> _TASK BRIEF_: Where a line holds the string "Japan", return that line.

-- START OF THE DATA --

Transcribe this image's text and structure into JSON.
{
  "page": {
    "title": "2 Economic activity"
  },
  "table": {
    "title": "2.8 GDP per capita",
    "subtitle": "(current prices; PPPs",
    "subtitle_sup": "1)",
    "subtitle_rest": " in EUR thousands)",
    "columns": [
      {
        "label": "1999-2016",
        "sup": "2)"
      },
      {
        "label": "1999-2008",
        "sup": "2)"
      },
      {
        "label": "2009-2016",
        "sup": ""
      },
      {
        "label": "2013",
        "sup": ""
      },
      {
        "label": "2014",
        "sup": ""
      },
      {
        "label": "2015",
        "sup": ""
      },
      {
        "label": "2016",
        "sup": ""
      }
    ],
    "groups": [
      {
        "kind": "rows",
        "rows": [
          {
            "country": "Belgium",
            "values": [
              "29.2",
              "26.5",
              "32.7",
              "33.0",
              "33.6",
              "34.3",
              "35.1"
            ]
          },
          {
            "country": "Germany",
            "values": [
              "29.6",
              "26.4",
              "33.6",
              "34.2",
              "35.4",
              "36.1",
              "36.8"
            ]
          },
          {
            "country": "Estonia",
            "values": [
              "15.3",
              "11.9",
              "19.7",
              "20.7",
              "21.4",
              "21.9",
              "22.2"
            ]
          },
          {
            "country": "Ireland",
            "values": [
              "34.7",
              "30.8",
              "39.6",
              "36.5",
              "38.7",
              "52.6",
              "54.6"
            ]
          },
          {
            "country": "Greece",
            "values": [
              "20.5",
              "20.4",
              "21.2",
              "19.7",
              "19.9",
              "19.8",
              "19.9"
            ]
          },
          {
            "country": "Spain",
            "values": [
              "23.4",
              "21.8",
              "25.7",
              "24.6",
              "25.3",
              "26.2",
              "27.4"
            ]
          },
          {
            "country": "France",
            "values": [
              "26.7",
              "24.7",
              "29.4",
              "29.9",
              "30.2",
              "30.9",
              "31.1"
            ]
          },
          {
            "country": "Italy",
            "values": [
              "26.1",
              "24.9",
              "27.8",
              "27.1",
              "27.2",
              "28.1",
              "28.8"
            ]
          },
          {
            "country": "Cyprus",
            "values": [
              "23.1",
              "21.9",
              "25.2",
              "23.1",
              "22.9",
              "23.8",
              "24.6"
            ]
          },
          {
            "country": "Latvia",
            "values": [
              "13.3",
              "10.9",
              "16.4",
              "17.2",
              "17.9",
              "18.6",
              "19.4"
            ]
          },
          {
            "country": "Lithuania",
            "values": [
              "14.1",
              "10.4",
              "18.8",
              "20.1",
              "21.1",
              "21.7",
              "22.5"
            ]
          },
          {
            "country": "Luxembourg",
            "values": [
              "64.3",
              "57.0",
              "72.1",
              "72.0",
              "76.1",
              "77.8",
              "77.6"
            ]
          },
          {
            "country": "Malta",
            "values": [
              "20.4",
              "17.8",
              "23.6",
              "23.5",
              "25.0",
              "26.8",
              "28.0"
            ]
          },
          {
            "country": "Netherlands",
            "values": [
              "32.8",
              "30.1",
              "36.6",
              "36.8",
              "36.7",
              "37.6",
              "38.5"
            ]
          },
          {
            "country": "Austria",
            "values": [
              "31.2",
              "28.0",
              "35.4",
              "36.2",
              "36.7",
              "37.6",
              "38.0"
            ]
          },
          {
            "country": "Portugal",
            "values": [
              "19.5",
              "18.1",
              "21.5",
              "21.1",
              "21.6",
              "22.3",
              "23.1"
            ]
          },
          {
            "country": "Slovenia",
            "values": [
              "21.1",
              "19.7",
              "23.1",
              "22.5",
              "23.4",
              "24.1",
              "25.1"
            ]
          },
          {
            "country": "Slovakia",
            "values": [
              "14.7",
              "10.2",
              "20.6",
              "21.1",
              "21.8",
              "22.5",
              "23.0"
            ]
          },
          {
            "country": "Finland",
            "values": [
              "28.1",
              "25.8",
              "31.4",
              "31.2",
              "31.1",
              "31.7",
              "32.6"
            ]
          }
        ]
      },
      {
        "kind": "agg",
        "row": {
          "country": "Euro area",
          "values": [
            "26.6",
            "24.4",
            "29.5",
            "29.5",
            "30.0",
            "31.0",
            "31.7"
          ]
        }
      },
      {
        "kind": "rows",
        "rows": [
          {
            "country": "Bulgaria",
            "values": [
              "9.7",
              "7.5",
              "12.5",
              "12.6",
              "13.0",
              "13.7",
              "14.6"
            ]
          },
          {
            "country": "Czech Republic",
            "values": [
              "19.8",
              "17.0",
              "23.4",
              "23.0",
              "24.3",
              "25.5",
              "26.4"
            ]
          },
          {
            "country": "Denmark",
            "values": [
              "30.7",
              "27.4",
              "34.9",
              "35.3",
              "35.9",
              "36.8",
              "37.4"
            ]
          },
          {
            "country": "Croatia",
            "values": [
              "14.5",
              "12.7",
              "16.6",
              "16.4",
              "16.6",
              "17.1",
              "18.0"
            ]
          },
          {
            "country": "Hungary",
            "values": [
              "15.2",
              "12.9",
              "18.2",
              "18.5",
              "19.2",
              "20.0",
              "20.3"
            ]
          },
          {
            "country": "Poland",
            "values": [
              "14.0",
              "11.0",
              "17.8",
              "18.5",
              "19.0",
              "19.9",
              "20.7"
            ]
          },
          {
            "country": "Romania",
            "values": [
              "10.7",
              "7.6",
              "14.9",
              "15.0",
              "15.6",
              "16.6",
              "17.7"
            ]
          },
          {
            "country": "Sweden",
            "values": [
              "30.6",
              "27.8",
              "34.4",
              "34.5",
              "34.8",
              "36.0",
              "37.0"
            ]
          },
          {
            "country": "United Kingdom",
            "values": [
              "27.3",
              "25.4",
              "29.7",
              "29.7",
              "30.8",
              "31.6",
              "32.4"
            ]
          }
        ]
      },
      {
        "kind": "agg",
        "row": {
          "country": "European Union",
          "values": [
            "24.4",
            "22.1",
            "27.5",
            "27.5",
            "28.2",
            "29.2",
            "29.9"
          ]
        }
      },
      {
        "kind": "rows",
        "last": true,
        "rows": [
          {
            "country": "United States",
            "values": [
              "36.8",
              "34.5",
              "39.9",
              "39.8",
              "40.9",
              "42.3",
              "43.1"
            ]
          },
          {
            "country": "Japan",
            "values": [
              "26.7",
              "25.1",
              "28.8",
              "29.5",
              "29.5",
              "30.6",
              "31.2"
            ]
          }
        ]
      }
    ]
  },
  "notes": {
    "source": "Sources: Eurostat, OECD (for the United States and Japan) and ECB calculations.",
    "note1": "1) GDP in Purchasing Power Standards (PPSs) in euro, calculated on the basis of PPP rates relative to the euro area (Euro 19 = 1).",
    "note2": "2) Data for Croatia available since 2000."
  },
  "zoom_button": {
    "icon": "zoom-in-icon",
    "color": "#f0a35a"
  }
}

-- END OF THE DATA --

> _TASK ANSWER_:
            "country": "Japan",
    "source": "Sources: Eurostat, OECD (for the United States and Japan) and ECB calculations.",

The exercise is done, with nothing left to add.